> **TEXT**
— Start —
Ditching your Victim: Creating the shift from blah… to HELL YEAH!!

Get up or hit snooze? Coffee or tea? Elevator or stairs?

We make hundreds of choices before we even sit down at our desks in the morning. They are so rapid-fire and subconscious, the choice is barely noticeable — only the outcome seems to matter.

I don’t know about you – but there was a time when I enjoyed the illusion of control, yet I was quick to throw it away when it suited me to do so. I remember many years walking into work – already tired.  Burnt out.  So over the day that I couldn’t muster up the strength to be more than mediocre. I would walk around saying “I’m tired,” or “Is it happy hour yet?” or “This is surely the best I will ever have in my work life.”  I would set myself up for failure (another choice, whether we recognize it or not) by disassociating with pleasure, with challenge, or excitement. I’m ashamed to admit it… but I would fetishize unhappiness because it seemed easier, more relatable. Less hassle, less trouble, less work.

It’s damn easy to blame our circumstances, rather than ourselves. “I can’t change this.” Or even better… we walk away (I know this one well): “Fuck it.” Then we romanticize the other — a new city, a new job, a new boss, a new title, a new office space, a new life. That grass on the other side? Greener for sure!

Because if it isn’t… where does that leave us?

Don’t get me wrong – every now and again, we try to shift. We listen to TED Talks and rousing speeches for small moments of clarity or inspiration. We feel pumped — ready and willing to change. But internally nothing has shifted. We are still the “victim” in our heads. And so the cycle continues.

Any of this sound familiar?

Now for the good news. Companies — startup and mature — are challenging the victim mindset. From leaders to newest hires, they are tasking everyone to engage in deeper reflection and push past the “default” setting of apathy and disconnection.
— End —
[Element-and-box listings]
— Start —
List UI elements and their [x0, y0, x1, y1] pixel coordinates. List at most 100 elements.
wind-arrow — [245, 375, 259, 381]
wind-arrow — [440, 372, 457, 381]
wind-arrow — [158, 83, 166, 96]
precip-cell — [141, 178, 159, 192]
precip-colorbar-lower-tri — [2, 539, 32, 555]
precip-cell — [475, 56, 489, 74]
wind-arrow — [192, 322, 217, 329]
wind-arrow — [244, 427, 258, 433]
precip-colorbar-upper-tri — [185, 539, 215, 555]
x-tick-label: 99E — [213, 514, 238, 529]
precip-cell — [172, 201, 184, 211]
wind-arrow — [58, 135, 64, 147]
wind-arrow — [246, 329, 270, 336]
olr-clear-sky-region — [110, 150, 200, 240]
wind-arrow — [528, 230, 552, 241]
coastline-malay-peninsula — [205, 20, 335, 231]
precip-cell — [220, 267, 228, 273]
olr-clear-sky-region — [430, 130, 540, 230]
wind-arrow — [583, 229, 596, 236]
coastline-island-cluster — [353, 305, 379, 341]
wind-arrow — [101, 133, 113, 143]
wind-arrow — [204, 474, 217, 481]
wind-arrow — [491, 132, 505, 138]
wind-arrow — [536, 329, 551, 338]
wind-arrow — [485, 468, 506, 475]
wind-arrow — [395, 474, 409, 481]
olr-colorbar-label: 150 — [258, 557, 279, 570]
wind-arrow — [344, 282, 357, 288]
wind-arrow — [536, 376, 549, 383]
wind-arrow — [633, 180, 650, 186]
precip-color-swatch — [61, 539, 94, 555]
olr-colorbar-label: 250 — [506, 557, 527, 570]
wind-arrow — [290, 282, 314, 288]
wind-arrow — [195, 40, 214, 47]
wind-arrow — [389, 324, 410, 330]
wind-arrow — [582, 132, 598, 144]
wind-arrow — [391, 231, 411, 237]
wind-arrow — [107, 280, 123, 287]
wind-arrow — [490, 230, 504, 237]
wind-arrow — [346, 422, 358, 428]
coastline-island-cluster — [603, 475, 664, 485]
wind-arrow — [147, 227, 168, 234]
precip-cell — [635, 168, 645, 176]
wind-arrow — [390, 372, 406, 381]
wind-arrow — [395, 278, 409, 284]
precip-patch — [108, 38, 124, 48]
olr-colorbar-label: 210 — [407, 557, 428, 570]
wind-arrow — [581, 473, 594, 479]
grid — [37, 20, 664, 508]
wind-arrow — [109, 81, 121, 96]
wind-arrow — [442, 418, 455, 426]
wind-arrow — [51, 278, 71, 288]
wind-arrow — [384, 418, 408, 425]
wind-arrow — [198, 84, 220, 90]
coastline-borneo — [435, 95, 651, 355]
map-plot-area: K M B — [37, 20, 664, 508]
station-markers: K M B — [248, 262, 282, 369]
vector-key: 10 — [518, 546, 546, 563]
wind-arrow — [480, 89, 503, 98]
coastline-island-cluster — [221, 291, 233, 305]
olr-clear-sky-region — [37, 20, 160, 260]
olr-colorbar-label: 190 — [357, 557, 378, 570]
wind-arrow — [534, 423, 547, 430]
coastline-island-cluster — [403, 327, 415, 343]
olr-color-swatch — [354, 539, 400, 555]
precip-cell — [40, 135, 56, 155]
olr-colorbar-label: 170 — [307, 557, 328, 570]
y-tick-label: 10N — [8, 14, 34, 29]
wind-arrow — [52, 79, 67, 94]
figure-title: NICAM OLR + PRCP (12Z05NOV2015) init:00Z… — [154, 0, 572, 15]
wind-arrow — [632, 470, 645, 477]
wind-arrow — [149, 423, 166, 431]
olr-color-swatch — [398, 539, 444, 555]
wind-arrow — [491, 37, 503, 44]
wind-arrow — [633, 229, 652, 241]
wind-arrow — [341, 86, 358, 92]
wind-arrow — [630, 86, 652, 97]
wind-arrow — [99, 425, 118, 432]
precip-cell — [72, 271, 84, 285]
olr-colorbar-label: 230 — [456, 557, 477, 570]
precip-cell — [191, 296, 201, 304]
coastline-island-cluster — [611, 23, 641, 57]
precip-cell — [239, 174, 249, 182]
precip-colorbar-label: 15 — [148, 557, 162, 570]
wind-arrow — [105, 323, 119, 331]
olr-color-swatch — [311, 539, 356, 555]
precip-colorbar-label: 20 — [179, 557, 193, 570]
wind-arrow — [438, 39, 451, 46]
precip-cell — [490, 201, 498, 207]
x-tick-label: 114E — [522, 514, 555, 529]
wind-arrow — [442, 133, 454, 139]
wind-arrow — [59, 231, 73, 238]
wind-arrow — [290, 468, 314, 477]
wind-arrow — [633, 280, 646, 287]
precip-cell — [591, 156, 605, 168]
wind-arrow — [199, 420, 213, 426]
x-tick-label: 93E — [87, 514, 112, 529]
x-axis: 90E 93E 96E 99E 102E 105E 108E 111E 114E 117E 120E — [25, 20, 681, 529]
— End —
> **WORK INSTRUCTIONS**
a) Reproduce the part of the victim-mindset post that opens with the words containing "Because if it" and closes with "the cycle continues.".
b) Which lines of the records contain the string "region"? Pull out each of them.
The text and the records are separate, unrelated material.

> **WORKED SOLUTIONS**
a)
Because if it isn’t… where does that leave us?

Don’t get me wrong – every now and again, we try to shift. We listen to TED Talks and rousing speeches for small moments of clarity or inspiration. We feel pumped — ready and willing to change. But internally nothing has shifted. We are still the “victim” in our heads. And so the cycle continues.

b)
olr-clear-sky-region — [110, 150, 200, 240]
olr-clear-sky-region — [430, 130, 540, 230]
olr-clear-sky-region — [37, 20, 160, 260]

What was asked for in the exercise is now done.